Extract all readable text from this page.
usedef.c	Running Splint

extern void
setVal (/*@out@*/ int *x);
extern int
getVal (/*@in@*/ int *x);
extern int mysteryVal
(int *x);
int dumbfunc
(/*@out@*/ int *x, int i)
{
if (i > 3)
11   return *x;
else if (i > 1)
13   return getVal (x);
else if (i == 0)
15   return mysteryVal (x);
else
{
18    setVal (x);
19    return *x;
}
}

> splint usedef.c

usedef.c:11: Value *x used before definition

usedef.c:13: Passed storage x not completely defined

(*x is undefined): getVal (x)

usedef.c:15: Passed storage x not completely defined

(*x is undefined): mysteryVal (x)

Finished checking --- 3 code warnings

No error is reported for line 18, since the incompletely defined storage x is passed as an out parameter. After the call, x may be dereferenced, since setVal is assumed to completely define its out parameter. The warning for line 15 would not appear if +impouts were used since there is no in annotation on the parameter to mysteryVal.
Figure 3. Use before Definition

######

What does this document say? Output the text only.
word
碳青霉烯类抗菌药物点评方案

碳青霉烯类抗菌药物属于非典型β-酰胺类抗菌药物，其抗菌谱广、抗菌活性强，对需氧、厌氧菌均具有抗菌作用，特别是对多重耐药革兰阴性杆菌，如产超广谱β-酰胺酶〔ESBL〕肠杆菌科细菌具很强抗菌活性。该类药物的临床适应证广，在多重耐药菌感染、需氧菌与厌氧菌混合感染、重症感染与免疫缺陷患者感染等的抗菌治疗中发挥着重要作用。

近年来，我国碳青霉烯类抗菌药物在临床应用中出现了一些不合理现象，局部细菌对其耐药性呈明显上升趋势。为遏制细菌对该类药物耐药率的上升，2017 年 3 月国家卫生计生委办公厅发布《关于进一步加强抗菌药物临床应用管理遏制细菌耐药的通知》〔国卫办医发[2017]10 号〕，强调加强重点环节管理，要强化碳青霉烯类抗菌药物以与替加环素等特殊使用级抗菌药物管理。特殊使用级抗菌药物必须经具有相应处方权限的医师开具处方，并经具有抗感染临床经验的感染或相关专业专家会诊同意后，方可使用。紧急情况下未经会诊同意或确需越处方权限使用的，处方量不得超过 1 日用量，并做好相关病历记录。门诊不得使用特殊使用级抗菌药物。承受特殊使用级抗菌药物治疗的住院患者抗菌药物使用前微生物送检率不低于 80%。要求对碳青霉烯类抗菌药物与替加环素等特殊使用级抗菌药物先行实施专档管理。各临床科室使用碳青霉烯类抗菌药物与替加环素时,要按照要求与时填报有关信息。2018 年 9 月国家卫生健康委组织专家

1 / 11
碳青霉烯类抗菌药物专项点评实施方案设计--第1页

######

Task to complete:
Report each line of the material above where the word "extern" appears.

Result of the task:
extern void
extern int
extern int mysteryVal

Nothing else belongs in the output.